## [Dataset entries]
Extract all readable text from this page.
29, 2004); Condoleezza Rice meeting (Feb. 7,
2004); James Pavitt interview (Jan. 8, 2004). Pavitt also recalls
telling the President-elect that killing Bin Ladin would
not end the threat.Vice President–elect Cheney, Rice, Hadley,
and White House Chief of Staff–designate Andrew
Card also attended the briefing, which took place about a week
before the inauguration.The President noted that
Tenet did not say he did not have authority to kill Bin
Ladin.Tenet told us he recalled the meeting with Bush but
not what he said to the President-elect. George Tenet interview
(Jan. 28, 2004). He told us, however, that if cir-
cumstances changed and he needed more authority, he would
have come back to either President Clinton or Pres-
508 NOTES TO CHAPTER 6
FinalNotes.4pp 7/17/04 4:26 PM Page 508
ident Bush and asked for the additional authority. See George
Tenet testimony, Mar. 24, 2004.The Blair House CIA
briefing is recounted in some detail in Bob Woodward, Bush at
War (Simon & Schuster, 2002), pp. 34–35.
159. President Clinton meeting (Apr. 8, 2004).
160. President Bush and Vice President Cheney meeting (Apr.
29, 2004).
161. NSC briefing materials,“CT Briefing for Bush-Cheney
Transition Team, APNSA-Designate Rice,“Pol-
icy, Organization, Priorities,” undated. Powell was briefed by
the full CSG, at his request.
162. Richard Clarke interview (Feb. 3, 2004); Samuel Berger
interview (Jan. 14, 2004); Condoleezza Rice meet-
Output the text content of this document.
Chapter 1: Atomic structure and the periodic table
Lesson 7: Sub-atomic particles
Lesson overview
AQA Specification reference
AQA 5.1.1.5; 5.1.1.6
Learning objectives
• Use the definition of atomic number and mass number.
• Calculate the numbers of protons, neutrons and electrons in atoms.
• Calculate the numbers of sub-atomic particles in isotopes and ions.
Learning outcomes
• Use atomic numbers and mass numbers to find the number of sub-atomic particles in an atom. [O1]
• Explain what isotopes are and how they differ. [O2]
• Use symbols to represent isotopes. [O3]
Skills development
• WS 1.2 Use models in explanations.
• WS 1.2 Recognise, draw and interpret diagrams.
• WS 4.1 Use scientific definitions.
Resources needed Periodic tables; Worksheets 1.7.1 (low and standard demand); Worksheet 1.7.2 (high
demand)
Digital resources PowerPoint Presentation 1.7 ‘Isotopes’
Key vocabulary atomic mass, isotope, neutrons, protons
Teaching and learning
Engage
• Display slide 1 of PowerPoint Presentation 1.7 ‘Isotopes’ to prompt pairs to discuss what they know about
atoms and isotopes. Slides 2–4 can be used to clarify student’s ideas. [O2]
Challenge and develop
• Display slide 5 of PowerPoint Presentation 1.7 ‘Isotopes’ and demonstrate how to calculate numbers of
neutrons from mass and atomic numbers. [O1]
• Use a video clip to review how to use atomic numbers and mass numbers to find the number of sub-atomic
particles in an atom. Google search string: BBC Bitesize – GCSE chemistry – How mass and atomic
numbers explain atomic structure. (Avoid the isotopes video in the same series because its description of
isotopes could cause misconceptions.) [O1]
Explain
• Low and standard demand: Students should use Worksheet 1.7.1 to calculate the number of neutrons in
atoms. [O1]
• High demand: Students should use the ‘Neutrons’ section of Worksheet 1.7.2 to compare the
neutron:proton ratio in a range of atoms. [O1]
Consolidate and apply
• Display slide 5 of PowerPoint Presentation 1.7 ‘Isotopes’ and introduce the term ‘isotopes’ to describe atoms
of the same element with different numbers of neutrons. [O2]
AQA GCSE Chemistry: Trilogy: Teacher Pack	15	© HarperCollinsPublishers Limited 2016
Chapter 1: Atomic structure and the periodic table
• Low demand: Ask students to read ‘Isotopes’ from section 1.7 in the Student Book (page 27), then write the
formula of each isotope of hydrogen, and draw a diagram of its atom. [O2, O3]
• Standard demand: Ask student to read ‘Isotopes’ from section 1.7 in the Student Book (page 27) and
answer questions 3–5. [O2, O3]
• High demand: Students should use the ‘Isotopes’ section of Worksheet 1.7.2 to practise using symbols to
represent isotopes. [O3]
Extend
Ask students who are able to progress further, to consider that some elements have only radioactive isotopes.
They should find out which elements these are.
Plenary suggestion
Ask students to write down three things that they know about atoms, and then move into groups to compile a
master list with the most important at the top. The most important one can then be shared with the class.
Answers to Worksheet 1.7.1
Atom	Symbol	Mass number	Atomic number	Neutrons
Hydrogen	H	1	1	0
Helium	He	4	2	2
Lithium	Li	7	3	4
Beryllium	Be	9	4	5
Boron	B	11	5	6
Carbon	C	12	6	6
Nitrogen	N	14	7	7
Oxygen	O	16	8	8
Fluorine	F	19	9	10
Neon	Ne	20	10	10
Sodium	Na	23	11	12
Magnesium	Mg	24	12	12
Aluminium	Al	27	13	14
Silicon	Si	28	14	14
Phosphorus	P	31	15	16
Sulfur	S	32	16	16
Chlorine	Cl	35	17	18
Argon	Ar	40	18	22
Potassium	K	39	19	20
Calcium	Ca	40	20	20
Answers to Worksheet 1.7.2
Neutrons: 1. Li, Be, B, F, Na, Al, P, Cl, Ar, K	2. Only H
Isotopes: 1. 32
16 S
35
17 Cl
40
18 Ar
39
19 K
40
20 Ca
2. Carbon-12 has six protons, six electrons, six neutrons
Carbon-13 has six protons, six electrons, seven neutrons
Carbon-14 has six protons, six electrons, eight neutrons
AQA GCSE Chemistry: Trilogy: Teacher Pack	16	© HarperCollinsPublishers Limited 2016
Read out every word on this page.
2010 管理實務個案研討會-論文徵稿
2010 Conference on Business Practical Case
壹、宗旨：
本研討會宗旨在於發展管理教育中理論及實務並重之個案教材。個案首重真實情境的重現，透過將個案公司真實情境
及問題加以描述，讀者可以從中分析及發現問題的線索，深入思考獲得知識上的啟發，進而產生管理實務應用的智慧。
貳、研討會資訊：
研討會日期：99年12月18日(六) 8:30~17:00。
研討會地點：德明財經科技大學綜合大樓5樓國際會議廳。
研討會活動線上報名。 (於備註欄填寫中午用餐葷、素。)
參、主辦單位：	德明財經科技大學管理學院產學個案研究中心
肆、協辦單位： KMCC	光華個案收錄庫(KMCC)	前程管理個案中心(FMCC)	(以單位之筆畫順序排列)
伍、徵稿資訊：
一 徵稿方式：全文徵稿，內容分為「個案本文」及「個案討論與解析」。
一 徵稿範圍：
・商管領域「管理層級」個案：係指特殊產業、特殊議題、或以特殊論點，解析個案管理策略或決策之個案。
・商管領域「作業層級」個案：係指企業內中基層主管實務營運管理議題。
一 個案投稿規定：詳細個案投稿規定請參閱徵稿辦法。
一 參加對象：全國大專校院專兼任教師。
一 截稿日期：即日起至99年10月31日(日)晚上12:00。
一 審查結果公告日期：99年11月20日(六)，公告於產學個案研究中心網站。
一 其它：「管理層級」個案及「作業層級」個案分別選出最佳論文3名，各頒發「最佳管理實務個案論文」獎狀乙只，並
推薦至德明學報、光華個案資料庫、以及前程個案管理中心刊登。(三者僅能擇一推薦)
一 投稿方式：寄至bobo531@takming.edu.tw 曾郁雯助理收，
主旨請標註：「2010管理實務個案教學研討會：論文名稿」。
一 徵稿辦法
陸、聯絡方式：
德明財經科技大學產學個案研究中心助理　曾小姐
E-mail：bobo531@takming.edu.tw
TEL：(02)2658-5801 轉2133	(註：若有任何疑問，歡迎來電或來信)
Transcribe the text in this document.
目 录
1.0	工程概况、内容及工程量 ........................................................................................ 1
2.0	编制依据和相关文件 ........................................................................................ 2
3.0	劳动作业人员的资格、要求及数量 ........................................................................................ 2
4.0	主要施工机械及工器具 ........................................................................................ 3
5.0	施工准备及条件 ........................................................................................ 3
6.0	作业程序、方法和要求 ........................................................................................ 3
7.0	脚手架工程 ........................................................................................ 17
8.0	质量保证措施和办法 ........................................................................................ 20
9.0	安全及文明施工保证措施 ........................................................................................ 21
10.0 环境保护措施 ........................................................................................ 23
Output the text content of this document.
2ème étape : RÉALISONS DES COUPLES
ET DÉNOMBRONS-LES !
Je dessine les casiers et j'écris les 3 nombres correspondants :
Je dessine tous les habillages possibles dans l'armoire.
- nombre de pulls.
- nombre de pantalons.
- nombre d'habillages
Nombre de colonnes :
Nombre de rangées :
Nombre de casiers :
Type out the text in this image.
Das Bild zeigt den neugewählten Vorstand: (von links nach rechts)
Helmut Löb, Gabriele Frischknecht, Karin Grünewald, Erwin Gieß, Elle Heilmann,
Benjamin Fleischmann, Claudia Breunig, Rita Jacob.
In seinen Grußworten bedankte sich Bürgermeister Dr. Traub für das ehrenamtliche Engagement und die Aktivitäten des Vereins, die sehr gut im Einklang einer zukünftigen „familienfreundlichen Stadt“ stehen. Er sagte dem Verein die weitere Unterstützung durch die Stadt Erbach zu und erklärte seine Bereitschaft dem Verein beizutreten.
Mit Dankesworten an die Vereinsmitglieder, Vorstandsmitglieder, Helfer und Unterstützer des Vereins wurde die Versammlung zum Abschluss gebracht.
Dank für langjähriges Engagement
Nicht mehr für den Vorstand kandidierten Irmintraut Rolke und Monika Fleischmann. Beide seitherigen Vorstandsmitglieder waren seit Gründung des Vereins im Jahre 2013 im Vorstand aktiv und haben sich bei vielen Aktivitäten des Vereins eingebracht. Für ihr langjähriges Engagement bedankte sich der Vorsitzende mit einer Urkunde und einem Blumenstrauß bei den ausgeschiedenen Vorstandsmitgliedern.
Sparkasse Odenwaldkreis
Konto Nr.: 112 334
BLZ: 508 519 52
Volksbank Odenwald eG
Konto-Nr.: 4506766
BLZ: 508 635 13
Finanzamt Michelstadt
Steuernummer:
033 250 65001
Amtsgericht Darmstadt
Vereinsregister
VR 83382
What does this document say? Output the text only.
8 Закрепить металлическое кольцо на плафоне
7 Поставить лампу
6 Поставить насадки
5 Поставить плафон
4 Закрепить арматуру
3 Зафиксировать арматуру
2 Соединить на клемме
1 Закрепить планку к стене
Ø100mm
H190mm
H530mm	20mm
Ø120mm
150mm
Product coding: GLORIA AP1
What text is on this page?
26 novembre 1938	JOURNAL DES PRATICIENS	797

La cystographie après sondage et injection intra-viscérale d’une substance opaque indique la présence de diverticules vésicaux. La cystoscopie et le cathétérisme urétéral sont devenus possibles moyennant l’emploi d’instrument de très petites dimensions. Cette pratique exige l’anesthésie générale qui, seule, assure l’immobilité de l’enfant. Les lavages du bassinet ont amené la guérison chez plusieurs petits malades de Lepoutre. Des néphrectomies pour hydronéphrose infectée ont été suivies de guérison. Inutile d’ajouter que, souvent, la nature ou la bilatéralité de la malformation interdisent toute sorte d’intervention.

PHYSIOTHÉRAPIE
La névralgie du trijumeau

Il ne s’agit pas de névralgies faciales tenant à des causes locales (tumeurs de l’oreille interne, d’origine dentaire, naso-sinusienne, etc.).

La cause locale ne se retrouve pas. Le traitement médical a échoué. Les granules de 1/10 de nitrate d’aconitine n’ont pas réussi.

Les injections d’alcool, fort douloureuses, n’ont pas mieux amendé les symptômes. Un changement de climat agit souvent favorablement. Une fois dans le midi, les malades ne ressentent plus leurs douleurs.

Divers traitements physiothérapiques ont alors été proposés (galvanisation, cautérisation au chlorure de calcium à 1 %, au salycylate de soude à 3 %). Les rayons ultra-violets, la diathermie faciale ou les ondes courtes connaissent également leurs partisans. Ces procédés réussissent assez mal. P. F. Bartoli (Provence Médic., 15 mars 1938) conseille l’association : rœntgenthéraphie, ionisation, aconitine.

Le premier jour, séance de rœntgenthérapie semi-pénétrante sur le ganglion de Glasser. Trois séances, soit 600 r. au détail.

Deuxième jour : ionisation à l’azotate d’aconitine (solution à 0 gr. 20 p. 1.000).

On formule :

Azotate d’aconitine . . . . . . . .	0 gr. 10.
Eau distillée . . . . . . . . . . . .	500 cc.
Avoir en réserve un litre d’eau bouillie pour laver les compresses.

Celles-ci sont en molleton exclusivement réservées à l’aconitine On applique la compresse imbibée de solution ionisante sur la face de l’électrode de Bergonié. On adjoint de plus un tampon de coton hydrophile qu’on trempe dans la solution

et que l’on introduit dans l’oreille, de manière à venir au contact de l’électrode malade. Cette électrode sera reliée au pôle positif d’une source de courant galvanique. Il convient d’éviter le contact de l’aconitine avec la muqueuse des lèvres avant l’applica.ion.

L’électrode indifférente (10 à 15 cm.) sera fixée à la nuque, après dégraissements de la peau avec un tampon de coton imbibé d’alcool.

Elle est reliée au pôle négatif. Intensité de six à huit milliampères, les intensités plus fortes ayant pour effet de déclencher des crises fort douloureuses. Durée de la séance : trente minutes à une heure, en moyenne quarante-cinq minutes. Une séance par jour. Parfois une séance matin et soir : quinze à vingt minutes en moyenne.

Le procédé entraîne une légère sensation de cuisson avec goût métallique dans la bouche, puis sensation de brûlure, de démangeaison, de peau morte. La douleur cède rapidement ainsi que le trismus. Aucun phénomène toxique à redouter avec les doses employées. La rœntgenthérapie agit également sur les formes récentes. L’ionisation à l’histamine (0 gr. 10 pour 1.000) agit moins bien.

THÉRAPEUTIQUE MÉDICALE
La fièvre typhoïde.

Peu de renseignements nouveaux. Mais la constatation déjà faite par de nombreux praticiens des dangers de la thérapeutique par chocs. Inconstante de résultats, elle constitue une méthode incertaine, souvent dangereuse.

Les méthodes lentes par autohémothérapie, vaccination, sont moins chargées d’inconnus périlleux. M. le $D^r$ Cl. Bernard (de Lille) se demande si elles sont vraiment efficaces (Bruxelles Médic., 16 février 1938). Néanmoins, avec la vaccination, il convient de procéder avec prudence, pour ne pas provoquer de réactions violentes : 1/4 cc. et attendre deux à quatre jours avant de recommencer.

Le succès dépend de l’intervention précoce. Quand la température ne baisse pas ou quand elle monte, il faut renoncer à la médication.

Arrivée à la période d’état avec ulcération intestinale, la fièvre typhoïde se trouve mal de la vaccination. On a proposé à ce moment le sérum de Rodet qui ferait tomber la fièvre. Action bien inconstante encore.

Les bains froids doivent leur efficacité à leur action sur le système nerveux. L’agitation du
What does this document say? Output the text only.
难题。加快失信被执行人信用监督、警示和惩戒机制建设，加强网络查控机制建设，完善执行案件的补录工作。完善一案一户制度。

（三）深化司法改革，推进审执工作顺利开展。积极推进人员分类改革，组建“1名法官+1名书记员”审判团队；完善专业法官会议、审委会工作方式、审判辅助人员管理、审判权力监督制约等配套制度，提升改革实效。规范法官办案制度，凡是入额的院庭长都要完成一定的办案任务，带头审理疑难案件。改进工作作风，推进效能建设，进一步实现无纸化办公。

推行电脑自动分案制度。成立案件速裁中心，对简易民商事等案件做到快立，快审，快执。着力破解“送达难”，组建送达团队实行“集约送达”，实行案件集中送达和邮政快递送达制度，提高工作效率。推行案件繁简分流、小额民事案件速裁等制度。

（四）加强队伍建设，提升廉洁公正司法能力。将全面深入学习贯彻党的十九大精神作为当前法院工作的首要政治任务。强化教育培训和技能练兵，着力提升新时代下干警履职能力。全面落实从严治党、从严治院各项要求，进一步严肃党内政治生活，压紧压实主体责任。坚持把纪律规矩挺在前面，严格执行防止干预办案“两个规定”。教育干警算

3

## [WRITTEN PROBLEM]
Scan the material and collect every line that contains "Book".

## [EXERCISE ANSWER]
• Low demand: Ask students to read ‘Isotopes’ from section 1.7 in the Student Book (page 27), then write the
• Standard demand: Ask student to read ‘Isotopes’ from section 1.7 in the Student Book (page 27) and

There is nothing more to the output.